[BEGIN The input]

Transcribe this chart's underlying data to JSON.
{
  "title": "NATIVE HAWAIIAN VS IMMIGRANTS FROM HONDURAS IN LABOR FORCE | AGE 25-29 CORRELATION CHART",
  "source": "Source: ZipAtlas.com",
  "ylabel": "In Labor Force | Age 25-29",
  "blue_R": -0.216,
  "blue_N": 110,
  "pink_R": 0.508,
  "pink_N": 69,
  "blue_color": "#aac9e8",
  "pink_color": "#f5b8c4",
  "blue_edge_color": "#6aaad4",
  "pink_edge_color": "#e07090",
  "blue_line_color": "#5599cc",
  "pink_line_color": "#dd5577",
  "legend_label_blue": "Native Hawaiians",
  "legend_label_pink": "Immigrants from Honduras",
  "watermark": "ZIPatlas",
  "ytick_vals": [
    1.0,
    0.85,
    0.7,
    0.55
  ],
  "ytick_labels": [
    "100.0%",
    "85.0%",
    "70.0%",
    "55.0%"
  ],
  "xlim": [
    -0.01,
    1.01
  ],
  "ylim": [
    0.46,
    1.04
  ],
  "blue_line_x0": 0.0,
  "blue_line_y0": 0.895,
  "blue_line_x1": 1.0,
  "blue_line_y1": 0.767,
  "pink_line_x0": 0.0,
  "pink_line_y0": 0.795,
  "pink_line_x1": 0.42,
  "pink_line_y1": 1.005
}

[END The input]

Aim of the exercise:
Output the data above exactly, please, line for line.

Output of the exercise:
Transcribe this chart's underlying data to JSON.
{
  "title": "NATIVE HAWAIIAN VS IMMIGRANTS FROM HONDURAS IN LABOR FORCE | AGE 25-29 CORRELATION CHART",
  "source": "Source: ZipAtlas.com",
  "ylabel": "In Labor Force | Age 25-29",
  "blue_R": -0.216,
  "blue_N": 110,
  "pink_R": 0.508,
  "pink_N": 69,
  "blue_color": "#aac9e8",
  "pink_color": "#f5b8c4",
  "blue_edge_color": "#6aaad4",
  "pink_edge_color": "#e07090",
  "blue_line_color": "#5599cc",
  "pink_line_color": "#dd5577",
  "legend_label_blue": "Native Hawaiians",
  "legend_label_pink": "Immigrants from Honduras",
  "watermark": "ZIPatlas",
  "ytick_vals": [
    1.0,
    0.85,
    0.7,
    0.55
  ],
  "ytick_labels": [
    "100.0%",
    "85.0%",
    "70.0%",
    "55.0%"
  ],
  "xlim": [
    -0.01,
    1.01
  ],
  "ylim": [
    0.46,
    1.04
  ],
  "blue_line_x0": 0.0,
  "blue_line_y0": 0.895,
  "blue_line_x1": 1.0,
  "blue_line_y1": 0.767,
  "pink_line_x0": 0.0,
  "pink_line_y0": 0.795,
  "pink_line_x1": 0.42,
  "pink_line_y1": 1.005
}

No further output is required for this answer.